• **What is being asked**: State the number of lines where "товаров" appears. Add nothing else.

▶

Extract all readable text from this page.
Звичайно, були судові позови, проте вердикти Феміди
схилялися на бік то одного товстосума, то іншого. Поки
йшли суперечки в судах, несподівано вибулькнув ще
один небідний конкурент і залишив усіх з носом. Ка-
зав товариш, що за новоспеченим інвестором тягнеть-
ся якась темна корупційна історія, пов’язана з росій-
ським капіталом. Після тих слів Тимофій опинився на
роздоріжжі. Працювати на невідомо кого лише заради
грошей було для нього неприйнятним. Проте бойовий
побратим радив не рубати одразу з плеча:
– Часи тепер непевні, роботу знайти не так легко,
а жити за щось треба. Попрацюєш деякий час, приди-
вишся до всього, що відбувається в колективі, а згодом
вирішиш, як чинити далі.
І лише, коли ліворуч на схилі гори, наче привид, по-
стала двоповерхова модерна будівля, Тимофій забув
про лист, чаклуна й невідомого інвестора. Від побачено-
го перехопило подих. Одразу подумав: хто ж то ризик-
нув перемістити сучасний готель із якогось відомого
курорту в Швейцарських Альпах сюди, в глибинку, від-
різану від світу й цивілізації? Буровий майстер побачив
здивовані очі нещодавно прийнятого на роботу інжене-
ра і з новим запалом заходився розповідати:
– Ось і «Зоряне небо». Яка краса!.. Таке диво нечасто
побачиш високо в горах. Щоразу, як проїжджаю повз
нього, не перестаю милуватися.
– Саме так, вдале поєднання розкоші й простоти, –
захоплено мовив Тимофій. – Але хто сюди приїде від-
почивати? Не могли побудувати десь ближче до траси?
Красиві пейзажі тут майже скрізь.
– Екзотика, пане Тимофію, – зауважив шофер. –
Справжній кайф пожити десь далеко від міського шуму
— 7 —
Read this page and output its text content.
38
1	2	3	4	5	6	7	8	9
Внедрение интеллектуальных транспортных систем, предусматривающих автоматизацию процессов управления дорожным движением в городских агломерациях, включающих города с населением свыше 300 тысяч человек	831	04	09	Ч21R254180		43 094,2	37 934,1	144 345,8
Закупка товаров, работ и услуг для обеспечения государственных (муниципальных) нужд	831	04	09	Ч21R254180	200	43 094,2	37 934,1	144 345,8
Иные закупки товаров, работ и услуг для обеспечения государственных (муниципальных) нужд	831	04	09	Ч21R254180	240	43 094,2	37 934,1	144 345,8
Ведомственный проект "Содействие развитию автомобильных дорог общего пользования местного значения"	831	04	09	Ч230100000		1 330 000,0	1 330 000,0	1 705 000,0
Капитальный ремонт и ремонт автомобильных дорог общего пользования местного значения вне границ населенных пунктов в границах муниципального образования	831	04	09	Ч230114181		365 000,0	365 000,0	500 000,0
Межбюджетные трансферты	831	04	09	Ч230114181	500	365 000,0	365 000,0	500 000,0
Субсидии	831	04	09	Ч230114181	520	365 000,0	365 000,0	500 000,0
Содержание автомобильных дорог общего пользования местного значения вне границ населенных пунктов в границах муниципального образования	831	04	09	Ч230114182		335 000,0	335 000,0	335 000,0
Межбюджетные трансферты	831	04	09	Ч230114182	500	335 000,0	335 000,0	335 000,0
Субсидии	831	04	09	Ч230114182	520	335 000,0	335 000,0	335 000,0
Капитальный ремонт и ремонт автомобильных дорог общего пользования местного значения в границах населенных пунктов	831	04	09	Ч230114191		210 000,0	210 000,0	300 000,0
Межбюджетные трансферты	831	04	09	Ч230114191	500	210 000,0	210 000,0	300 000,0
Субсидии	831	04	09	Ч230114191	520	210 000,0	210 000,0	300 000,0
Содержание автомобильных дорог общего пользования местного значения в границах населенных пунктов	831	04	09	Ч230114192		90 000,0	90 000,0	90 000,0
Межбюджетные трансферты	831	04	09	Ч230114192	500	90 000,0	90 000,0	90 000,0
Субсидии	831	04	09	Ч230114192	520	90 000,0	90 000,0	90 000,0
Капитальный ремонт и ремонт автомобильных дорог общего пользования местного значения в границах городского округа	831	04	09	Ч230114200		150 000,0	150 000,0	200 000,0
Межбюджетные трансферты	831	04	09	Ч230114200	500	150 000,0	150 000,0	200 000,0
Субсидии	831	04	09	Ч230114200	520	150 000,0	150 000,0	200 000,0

◀

• **Answer to this problem**: 2